[begin Supplied records]
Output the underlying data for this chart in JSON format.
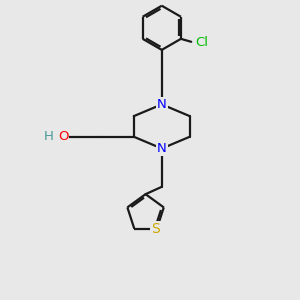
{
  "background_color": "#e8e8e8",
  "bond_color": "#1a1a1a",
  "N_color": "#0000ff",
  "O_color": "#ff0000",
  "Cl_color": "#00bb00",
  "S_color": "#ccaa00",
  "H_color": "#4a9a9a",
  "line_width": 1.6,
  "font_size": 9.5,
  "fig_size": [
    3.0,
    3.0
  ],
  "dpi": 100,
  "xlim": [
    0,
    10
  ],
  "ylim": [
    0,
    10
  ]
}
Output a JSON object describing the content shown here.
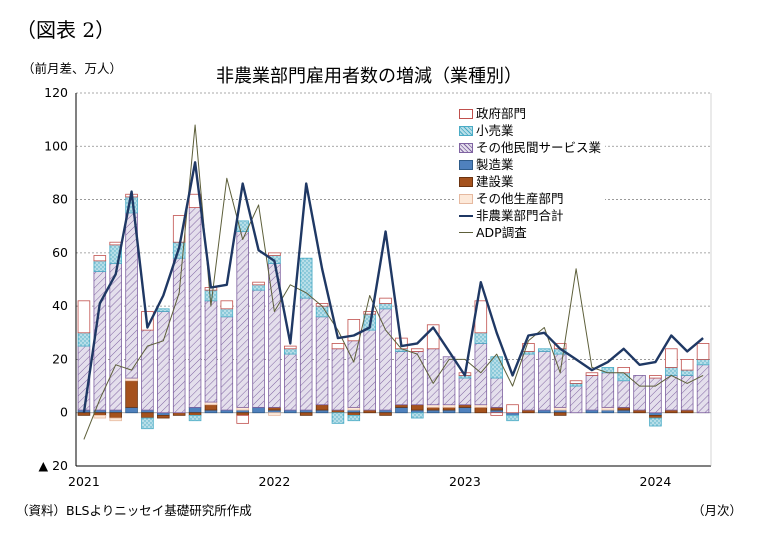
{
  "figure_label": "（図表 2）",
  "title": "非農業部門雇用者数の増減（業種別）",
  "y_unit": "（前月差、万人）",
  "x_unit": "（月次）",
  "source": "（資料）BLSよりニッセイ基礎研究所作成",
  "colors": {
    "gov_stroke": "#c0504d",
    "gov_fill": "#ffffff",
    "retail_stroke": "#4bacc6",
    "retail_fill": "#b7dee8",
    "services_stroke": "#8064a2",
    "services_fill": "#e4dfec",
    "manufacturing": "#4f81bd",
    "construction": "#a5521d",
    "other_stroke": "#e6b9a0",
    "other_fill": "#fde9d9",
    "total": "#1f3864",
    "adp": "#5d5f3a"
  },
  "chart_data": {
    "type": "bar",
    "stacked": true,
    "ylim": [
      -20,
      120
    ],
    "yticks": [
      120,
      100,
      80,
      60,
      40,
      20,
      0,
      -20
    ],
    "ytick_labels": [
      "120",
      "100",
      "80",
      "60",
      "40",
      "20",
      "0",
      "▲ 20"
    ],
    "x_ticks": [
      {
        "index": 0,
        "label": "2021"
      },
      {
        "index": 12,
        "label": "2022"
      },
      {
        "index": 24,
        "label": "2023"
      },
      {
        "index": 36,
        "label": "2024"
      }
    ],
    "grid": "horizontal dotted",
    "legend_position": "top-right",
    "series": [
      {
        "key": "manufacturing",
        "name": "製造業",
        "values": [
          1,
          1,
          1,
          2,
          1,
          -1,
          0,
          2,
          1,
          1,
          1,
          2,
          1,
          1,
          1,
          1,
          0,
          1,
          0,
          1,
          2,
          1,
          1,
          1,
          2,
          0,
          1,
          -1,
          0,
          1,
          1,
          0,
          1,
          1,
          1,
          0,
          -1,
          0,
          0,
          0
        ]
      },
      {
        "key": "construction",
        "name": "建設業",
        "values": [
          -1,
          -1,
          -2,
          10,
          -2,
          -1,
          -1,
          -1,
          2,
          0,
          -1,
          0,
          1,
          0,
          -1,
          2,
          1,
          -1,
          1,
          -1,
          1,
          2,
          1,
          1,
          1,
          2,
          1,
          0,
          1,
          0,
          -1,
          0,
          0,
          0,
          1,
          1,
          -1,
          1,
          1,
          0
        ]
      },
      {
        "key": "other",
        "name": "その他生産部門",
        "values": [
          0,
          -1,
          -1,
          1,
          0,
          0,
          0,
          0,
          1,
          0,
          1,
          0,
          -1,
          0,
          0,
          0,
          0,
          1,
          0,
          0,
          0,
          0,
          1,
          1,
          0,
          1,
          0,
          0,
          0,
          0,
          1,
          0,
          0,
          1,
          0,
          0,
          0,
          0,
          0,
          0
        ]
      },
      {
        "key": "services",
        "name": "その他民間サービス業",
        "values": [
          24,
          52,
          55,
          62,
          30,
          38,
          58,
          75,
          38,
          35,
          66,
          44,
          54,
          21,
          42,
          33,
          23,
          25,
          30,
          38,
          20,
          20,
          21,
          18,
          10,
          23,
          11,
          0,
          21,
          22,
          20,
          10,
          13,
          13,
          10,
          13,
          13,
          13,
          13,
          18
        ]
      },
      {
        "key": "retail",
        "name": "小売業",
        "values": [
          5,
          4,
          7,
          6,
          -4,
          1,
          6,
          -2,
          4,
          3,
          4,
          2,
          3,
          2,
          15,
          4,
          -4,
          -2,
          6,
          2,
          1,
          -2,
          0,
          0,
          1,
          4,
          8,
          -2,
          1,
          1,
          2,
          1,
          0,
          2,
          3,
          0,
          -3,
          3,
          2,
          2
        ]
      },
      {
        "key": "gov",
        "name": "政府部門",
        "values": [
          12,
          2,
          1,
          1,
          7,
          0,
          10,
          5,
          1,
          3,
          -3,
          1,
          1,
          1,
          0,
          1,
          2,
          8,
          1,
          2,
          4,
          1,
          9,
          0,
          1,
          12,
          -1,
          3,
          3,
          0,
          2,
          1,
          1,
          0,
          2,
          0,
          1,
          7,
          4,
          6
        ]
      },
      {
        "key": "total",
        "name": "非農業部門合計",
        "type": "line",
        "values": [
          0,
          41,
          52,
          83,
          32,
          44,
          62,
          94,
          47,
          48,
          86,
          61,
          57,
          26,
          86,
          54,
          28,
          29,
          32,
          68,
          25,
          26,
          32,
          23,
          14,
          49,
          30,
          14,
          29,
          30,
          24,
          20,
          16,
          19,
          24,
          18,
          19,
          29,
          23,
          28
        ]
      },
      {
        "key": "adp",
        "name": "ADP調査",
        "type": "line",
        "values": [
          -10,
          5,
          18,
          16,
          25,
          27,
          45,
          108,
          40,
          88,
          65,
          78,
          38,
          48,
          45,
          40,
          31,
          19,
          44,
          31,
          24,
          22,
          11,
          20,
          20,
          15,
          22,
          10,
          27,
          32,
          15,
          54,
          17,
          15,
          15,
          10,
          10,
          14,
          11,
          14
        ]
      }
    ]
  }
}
[end Supplied records]
[begin Supplied records]
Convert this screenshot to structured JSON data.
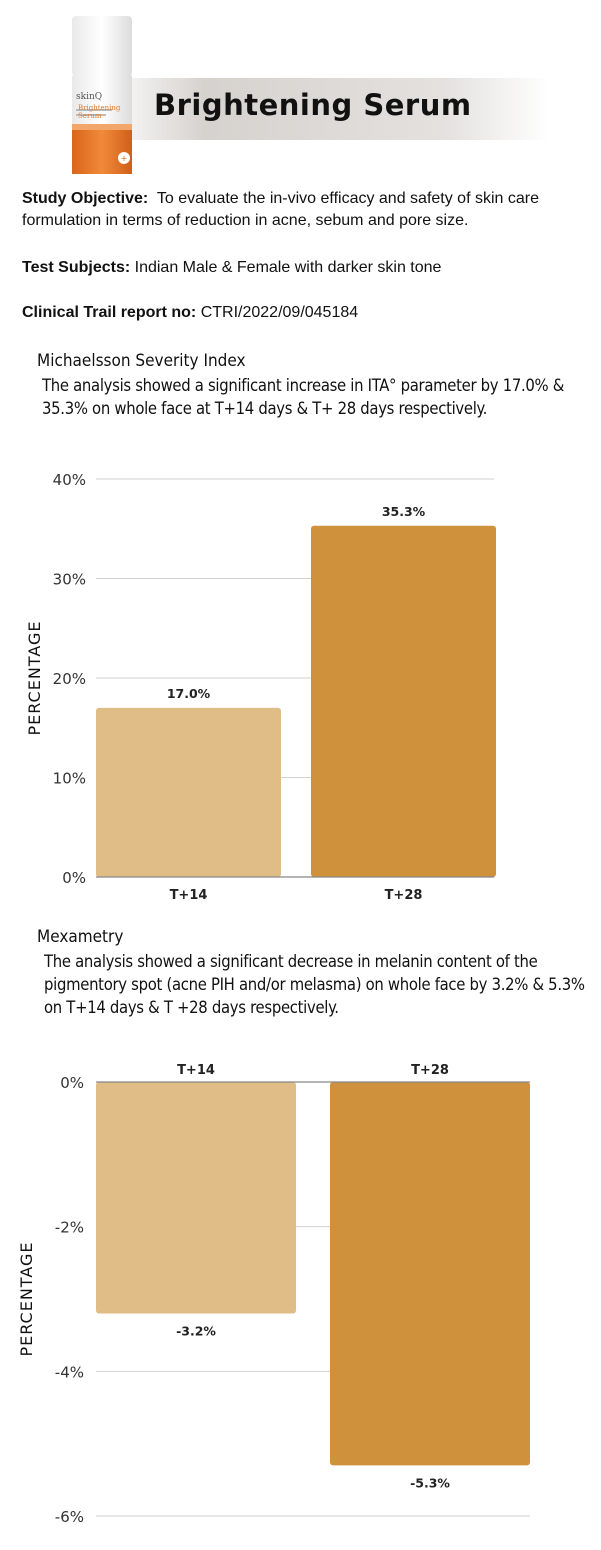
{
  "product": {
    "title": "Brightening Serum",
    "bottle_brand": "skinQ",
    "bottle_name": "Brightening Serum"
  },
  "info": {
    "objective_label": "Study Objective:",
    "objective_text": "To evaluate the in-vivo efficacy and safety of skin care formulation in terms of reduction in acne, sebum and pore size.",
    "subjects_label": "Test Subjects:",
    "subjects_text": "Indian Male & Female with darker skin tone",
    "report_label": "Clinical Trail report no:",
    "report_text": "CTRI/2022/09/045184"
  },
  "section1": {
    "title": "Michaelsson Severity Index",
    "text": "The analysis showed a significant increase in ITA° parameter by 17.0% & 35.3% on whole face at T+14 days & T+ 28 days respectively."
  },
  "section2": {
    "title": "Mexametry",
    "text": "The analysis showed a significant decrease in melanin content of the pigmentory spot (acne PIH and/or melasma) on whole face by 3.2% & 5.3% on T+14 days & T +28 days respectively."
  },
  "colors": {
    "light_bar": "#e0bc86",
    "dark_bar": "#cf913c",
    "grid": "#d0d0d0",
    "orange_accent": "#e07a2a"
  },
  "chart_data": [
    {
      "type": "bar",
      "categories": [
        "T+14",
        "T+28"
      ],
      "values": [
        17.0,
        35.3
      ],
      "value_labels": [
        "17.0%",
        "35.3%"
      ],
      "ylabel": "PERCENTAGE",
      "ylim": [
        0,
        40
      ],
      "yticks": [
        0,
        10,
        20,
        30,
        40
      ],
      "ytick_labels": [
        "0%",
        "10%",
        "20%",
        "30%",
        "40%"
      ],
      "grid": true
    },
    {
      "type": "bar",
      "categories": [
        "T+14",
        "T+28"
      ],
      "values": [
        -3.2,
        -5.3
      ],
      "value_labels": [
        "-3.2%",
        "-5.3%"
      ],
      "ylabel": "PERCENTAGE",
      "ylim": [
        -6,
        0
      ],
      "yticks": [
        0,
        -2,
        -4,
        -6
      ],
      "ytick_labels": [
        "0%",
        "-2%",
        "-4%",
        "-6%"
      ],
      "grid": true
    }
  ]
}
[end Supplied records]
Set problem:
Scan the data above; copy every line where "analysis" appears.

Worked solution:
    "text": "The analysis showed a significant increase in ITA° parameter by 17.0% & 35.3% on whole face at T+14 days & T+ 28 days respectively."
    "text": "The analysis showed a significant decrease in melanin content of the pigmentory spot (acne PIH and/or melasma) on whole face by 3.2% & 5.3% on T+14 days & T +28 days respectively."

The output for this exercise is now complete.